The problem: Give every entry again, word for word.

Information given:
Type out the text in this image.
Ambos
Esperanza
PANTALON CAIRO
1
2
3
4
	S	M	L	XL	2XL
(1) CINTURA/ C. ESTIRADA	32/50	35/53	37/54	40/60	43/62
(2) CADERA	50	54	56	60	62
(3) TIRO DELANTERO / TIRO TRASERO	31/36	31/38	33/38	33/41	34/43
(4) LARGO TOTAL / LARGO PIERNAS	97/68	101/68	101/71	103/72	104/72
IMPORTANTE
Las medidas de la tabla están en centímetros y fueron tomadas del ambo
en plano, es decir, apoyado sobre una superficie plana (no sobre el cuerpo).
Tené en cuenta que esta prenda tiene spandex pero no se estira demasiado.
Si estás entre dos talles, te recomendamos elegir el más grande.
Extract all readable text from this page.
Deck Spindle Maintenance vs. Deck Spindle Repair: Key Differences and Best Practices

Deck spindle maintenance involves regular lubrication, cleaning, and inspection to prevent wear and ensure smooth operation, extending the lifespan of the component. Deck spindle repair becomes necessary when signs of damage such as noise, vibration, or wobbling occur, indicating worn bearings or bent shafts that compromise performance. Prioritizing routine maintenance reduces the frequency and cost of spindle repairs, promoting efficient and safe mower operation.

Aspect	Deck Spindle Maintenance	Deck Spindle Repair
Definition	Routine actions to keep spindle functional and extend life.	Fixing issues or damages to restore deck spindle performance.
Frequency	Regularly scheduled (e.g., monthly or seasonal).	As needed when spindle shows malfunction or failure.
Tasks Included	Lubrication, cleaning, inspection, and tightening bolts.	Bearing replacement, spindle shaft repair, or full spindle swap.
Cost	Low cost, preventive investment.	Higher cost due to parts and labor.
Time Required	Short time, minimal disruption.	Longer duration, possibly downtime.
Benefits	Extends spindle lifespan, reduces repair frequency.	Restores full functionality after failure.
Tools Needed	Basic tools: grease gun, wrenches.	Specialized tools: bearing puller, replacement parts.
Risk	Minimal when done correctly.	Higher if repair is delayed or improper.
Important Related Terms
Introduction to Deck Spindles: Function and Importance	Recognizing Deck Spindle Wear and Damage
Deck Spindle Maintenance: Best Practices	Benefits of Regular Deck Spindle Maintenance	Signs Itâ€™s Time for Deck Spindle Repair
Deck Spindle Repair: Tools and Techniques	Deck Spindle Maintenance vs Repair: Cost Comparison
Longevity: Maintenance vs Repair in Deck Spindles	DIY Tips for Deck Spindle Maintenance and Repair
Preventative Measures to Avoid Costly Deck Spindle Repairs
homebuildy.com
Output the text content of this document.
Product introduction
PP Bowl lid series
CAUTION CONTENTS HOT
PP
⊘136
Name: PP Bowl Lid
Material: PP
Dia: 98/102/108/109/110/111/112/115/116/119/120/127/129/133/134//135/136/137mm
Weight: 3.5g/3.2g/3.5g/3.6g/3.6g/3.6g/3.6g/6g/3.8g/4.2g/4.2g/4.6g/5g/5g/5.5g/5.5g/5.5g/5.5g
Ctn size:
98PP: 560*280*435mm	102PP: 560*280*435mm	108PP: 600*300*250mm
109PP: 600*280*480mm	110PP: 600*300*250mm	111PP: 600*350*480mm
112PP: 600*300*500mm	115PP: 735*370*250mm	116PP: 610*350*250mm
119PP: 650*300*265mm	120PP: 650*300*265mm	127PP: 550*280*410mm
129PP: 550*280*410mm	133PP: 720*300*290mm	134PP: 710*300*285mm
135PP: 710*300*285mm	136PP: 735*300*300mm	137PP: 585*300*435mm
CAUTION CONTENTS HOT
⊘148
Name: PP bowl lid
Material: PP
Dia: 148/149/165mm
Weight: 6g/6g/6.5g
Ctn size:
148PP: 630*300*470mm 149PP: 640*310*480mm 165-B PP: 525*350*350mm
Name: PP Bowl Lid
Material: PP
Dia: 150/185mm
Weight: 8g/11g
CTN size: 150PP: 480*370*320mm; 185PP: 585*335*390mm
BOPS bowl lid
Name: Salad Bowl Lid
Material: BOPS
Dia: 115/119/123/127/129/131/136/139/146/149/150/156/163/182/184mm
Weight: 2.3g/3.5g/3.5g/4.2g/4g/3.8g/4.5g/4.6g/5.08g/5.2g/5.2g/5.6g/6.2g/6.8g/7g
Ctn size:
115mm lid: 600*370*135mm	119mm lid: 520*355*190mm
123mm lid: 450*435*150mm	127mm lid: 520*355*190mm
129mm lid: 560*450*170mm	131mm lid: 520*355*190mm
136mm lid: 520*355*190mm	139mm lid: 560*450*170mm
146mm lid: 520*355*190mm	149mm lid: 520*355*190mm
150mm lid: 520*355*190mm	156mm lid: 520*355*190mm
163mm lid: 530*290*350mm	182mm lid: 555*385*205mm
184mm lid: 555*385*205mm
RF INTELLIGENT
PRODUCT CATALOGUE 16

Result:
Type out the text in this image.
Ambos
Esperanza
PANTALON CAIRO
1
2
3
4
	S	M	L	XL	2XL
(1) CINTURA/ C. ESTIRADA	32/50	35/53	37/54	40/60	43/62
(2) CADERA	50	54	56	60	62
(3) TIRO DELANTERO / TIRO TRASERO	31/36	31/38	33/38	33/41	34/43
(4) LARGO TOTAL / LARGO PIERNAS	97/68	101/68	101/71	103/72	104/72
IMPORTANTE
Las medidas de la tabla están en centímetros y fueron tomadas del ambo
en plano, es decir, apoyado sobre una superficie plana (no sobre el cuerpo).
Tené en cuenta que esta prenda tiene spandex pero no se estira demasiado.
Si estás entre dos talles, te recomendamos elegir el más grande.
Extract all readable text from this page.
Deck Spindle Maintenance vs. Deck Spindle Repair: Key Differences and Best Practices

Deck spindle maintenance involves regular lubrication, cleaning, and inspection to prevent wear and ensure smooth operation, extending the lifespan of the component. Deck spindle repair becomes necessary when signs of damage such as noise, vibration, or wobbling occur, indicating worn bearings or bent shafts that compromise performance. Prioritizing routine maintenance reduces the frequency and cost of spindle repairs, promoting efficient and safe mower operation.

Aspect	Deck Spindle Maintenance	Deck Spindle Repair
Definition	Routine actions to keep spindle functional and extend life.	Fixing issues or damages to restore deck spindle performance.
Frequency	Regularly scheduled (e.g., monthly or seasonal).	As needed when spindle shows malfunction or failure.
Tasks Included	Lubrication, cleaning, inspection, and tightening bolts.	Bearing replacement, spindle shaft repair, or full spindle swap.
Cost	Low cost, preventive investment.	Higher cost due to parts and labor.
Time Required	Short time, minimal disruption.	Longer duration, possibly downtime.
Benefits	Extends spindle lifespan, reduces repair frequency.	Restores full functionality after failure.
Tools Needed	Basic tools: grease gun, wrenches.	Specialized tools: bearing puller, replacement parts.
Risk	Minimal when done correctly.	Higher if repair is delayed or improper.
Important Related Terms
Introduction to Deck Spindles: Function and Importance	Recognizing Deck Spindle Wear and Damage
Deck Spindle Maintenance: Best Practices	Benefits of Regular Deck Spindle Maintenance	Signs Itâ€™s Time for Deck Spindle Repair
Deck Spindle Repair: Tools and Techniques	Deck Spindle Maintenance vs Repair: Cost Comparison
Longevity: Maintenance vs Repair in Deck Spindles	DIY Tips for Deck Spindle Maintenance and Repair
Preventative Measures to Avoid Costly Deck Spindle Repairs
homebuildy.com
Output the text content of this document.
Product introduction
PP Bowl lid series
CAUTION CONTENTS HOT
PP
⊘136
Name: PP Bowl Lid
Material: PP
Dia: 98/102/108/109/110/111/112/115/116/119/120/127/129/133/134//135/136/137mm
Weight: 3.5g/3.2g/3.5g/3.6g/3.6g/3.6g/3.6g/6g/3.8g/4.2g/4.2g/4.6g/5g/5g/5.5g/5.5g/5.5g/5.5g
Ctn size:
98PP: 560*280*435mm	102PP: 560*280*435mm	108PP: 600*300*250mm
109PP: 600*280*480mm	110PP: 600*300*250mm	111PP: 600*350*480mm
112PP: 600*300*500mm	115PP: 735*370*250mm	116PP: 610*350*250mm
119PP: 650*300*265mm	120PP: 650*300*265mm	127PP: 550*280*410mm
129PP: 550*280*410mm	133PP: 720*300*290mm	134PP: 710*300*285mm
135PP: 710*300*285mm	136PP: 735*300*300mm	137PP: 585*300*435mm
CAUTION CONTENTS HOT
⊘148
Name: PP bowl lid
Material: PP
Dia: 148/149/165mm
Weight: 6g/6g/6.5g
Ctn size:
148PP: 630*300*470mm 149PP: 640*310*480mm 165-B PP: 525*350*350mm
Name: PP Bowl Lid
Material: PP
Dia: 150/185mm
Weight: 8g/11g
CTN size: 150PP: 480*370*320mm; 185PP: 585*335*390mm
BOPS bowl lid
Name: Salad Bowl Lid
Material: BOPS
Dia: 115/119/123/127/129/131/136/139/146/149/150/156/163/182/184mm
Weight: 2.3g/3.5g/3.5g/4.2g/4g/3.8g/4.5g/4.6g/5.08g/5.2g/5.2g/5.6g/6.2g/6.8g/7g
Ctn size:
115mm lid: 600*370*135mm	119mm lid: 520*355*190mm
123mm lid: 450*435*150mm	127mm lid: 520*355*190mm
129mm lid: 560*450*170mm	131mm lid: 520*355*190mm
136mm lid: 520*355*190mm	139mm lid: 560*450*170mm
146mm lid: 520*355*190mm	149mm lid: 520*355*190mm
150mm lid: 520*355*190mm	156mm lid: 520*355*190mm
163mm lid: 530*290*350mm	182mm lid: 555*385*205mm
184mm lid: 555*385*205mm
RF INTELLIGENT
PRODUCT CATALOGUE 16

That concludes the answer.